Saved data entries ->
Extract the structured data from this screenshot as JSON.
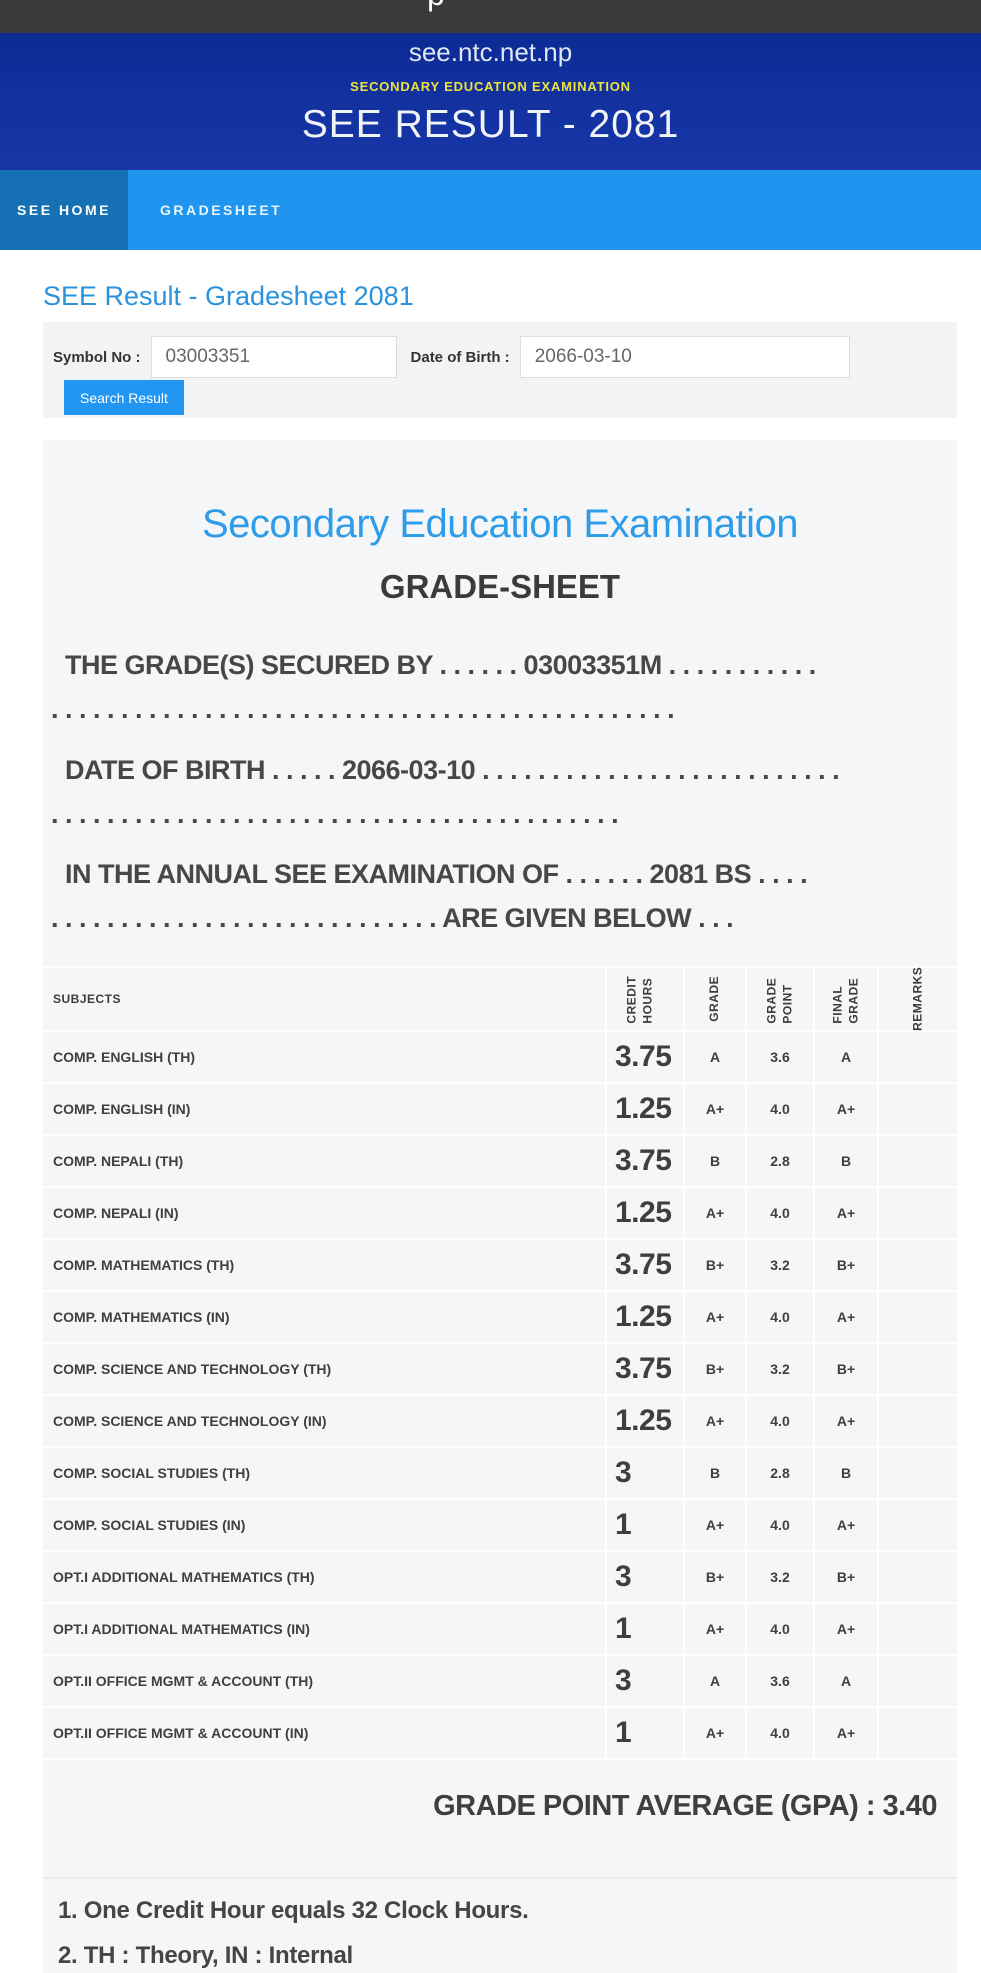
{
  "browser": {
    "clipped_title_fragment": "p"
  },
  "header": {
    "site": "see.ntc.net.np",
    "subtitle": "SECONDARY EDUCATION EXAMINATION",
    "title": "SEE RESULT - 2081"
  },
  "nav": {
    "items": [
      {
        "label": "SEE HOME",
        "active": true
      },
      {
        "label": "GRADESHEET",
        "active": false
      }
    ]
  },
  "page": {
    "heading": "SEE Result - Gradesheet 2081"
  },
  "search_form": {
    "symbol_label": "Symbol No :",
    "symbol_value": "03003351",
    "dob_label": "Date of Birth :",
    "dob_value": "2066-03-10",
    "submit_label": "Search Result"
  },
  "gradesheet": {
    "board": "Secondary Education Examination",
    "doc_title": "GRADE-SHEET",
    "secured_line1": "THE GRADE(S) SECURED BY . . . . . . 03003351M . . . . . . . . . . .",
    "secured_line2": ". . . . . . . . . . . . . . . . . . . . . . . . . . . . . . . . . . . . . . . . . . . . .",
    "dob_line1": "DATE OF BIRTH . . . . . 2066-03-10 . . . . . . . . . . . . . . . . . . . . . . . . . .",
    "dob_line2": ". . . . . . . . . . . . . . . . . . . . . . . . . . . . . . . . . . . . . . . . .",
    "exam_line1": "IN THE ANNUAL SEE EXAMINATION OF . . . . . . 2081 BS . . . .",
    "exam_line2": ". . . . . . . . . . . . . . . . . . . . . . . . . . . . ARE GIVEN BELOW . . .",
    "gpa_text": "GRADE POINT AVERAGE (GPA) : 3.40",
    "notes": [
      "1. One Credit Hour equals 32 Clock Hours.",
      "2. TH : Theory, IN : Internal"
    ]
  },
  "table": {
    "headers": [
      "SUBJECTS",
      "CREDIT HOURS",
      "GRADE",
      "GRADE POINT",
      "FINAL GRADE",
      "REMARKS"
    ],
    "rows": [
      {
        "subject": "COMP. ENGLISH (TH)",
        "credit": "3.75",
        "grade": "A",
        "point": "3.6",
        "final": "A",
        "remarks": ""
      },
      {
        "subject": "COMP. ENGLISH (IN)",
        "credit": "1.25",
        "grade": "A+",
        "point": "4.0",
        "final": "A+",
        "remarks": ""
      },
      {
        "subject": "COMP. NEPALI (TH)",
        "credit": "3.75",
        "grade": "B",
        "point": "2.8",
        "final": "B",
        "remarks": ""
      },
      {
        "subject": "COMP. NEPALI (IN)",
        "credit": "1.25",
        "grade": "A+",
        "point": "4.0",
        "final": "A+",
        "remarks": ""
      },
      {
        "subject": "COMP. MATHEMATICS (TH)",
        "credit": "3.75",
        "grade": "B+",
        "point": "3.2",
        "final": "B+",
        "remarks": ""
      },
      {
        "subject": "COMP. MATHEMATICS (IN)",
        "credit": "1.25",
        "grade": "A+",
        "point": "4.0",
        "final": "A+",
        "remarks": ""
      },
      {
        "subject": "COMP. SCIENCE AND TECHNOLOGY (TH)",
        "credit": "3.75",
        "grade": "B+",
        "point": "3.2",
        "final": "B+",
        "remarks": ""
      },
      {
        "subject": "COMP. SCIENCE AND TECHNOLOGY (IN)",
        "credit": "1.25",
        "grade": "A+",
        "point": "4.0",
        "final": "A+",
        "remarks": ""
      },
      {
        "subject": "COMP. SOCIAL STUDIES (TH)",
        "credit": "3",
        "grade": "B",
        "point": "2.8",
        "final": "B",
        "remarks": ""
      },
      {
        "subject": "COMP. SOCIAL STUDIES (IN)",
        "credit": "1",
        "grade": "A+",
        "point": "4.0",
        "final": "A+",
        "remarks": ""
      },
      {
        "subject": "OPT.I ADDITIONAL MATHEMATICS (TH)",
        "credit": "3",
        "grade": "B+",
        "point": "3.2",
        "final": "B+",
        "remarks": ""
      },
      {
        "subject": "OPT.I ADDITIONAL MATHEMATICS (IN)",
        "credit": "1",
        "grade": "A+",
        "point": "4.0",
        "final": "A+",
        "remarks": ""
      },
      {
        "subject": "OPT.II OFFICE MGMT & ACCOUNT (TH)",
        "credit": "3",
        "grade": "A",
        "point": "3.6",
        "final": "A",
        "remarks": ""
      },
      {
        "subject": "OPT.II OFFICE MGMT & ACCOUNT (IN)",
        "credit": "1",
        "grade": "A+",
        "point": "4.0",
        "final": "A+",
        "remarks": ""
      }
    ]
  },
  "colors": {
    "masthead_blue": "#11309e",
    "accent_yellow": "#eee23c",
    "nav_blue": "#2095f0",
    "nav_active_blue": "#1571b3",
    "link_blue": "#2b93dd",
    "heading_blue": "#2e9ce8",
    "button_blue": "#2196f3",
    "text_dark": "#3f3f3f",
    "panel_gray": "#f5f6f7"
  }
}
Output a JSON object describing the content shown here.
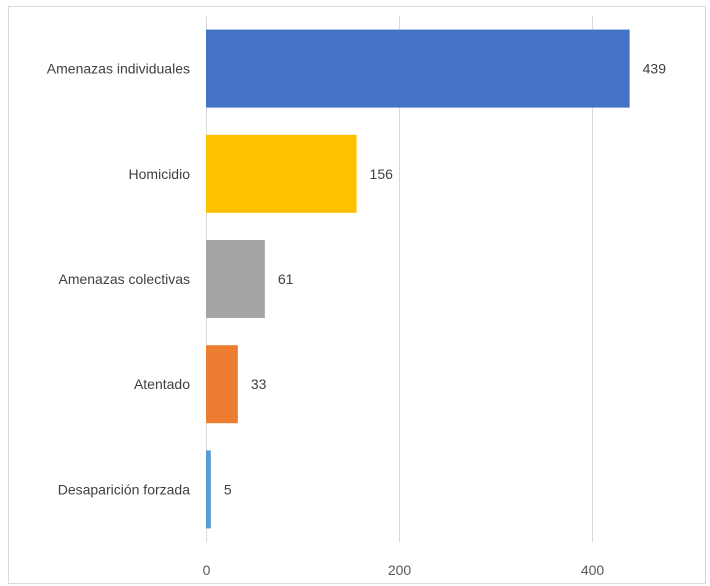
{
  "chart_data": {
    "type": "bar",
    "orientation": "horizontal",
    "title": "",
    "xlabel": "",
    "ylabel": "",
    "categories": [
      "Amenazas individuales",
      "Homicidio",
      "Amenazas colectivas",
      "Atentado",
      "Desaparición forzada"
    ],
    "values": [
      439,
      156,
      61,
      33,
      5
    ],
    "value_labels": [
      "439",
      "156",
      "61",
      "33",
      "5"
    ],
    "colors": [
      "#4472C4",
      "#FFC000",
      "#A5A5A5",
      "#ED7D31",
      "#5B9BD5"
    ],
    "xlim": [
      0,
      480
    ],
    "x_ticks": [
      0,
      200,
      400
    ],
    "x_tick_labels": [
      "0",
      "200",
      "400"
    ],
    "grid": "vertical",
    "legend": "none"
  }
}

REQUIRED WORK -> Nothing in the entries above should change when they are printed again, except that the pictures are dropped.

REPLY TO THE TASK ->
Extract the structured data from this screenshot as JSON.
{
  "browser": {
    "clipped_title_fragment": "p"
  },
  "header": {
    "site": "see.ntc.net.np",
    "subtitle": "SECONDARY EDUCATION EXAMINATION",
    "title": "SEE RESULT - 2081"
  },
  "nav": {
    "items": [
      {
        "label": "SEE HOME",
        "active": true
      },
      {
        "label": "GRADESHEET",
        "active": false
      }
    ]
  },
  "page": {
    "heading": "SEE Result - Gradesheet 2081"
  },
  "search_form": {
    "symbol_label": "Symbol No :",
    "symbol_value": "03003351",
    "dob_label": "Date of Birth :",
    "dob_value": "2066-03-10",
    "submit_label": "Search Result"
  },
  "gradesheet": {
    "board": "Secondary Education Examination",
    "doc_title": "GRADE-SHEET",
    "secured_line1": "THE GRADE(S) SECURED BY . . . . . . 03003351M . . . . . . . . . . .",
    "secured_line2": ". . . . . . . . . . . . . . . . . . . . . . . . . . . . . . . . . . . . . . . . . . . . .",
    "dob_line1": "DATE OF BIRTH . . . . . 2066-03-10 . . . . . . . . . . . . . . . . . . . . . . . . . .",
    "dob_line2": ". . . . . . . . . . . . . . . . . . . . . . . . . . . . . . . . . . . . . . . . .",
    "exam_line1": "IN THE ANNUAL SEE EXAMINATION OF . . . . . . 2081 BS . . . .",
    "exam_line2": ". . . . . . . . . . . . . . . . . . . . . . . . . . . . ARE GIVEN BELOW . . .",
    "gpa_text": "GRADE POINT AVERAGE (GPA) : 3.40",
    "notes": [
      "1. One Credit Hour equals 32 Clock Hours.",
      "2. TH : Theory, IN : Internal"
    ]
  },
  "table": {
    "headers": [
      "SUBJECTS",
      "CREDIT HOURS",
      "GRADE",
      "GRADE POINT",
      "FINAL GRADE",
      "REMARKS"
    ],
    "rows": [
      {
        "subject": "COMP. ENGLISH (TH)",
        "credit": "3.75",
        "grade": "A",
        "point": "3.6",
        "final": "A",
        "remarks": ""
      },
      {
        "subject": "COMP. ENGLISH (IN)",
        "credit": "1.25",
        "grade": "A+",
        "point": "4.0",
        "final": "A+",
        "remarks": ""
      },
      {
        "subject": "COMP. NEPALI (TH)",
        "credit": "3.75",
        "grade": "B",
        "point": "2.8",
        "final": "B",
        "remarks": ""
      },
      {
        "subject": "COMP. NEPALI (IN)",
        "credit": "1.25",
        "grade": "A+",
        "point": "4.0",
        "final": "A+",
        "remarks": ""
      },
      {
        "subject": "COMP. MATHEMATICS (TH)",
        "credit": "3.75",
        "grade": "B+",
        "point": "3.2",
        "final": "B+",
        "remarks": ""
      },
      {
        "subject": "COMP. MATHEMATICS (IN)",
        "credit": "1.25",
        "grade": "A+",
        "point": "4.0",
        "final": "A+",
        "remarks": ""
      },
      {
        "subject": "COMP. SCIENCE AND TECHNOLOGY (TH)",
        "credit": "3.75",
        "grade": "B+",
        "point": "3.2",
        "final": "B+",
        "remarks": ""
      },
      {
        "subject": "COMP. SCIENCE AND TECHNOLOGY (IN)",
        "credit": "1.25",
        "grade": "A+",
        "point": "4.0",
        "final": "A+",
        "remarks": ""
      },
      {
        "subject": "COMP. SOCIAL STUDIES (TH)",
        "credit": "3",
        "grade": "B",
        "point": "2.8",
        "final": "B",
        "remarks": ""
      },
      {
        "subject": "COMP. SOCIAL STUDIES (IN)",
        "credit": "1",
        "grade": "A+",
        "point": "4.0",
        "final": "A+",
        "remarks": ""
      },
      {
        "subject": "OPT.I ADDITIONAL MATHEMATICS (TH)",
        "credit": "3",
        "grade": "B+",
        "point": "3.2",
        "final": "B+",
        "remarks": ""
      },
      {
        "subject": "OPT.I ADDITIONAL MATHEMATICS (IN)",
        "credit": "1",
        "grade": "A+",
        "point": "4.0",
        "final": "A+",
        "remarks": ""
      },
      {
        "subject": "OPT.II OFFICE MGMT & ACCOUNT (TH)",
        "credit": "3",
        "grade": "A",
        "point": "3.6",
        "final": "A",
        "remarks": ""
      },
      {
        "subject": "OPT.II OFFICE MGMT & ACCOUNT (IN)",
        "credit": "1",
        "grade": "A+",
        "point": "4.0",
        "final": "A+",
        "remarks": ""
      }
    ]
  },
  "colors": {
    "masthead_blue": "#11309e",
    "accent_yellow": "#eee23c",
    "nav_blue": "#2095f0",
    "nav_active_blue": "#1571b3",
    "link_blue": "#2b93dd",
    "heading_blue": "#2e9ce8",
    "button_blue": "#2196f3",
    "text_dark": "#3f3f3f",
    "panel_gray": "#f5f6f7"
  }
}
Output a JSON object describing the content shown here.
{
  "chart_data": {
    "type": "bar",
    "orientation": "horizontal",
    "title": "",
    "xlabel": "",
    "ylabel": "",
    "categories": [
      "Amenazas individuales",
      "Homicidio",
      "Amenazas colectivas",
      "Atentado",
      "Desaparición forzada"
    ],
    "values": [
      439,
      156,
      61,
      33,
      5
    ],
    "value_labels": [
      "439",
      "156",
      "61",
      "33",
      "5"
    ],
    "colors": [
      "#4472C4",
      "#FFC000",
      "#A5A5A5",
      "#ED7D31",
      "#5B9BD5"
    ],
    "xlim": [
      0,
      480
    ],
    "x_ticks": [
      0,
      200,
      400
    ],
    "x_tick_labels": [
      "0",
      "200",
      "400"
    ],
    "grid": "vertical",
    "legend": "none"
  }
}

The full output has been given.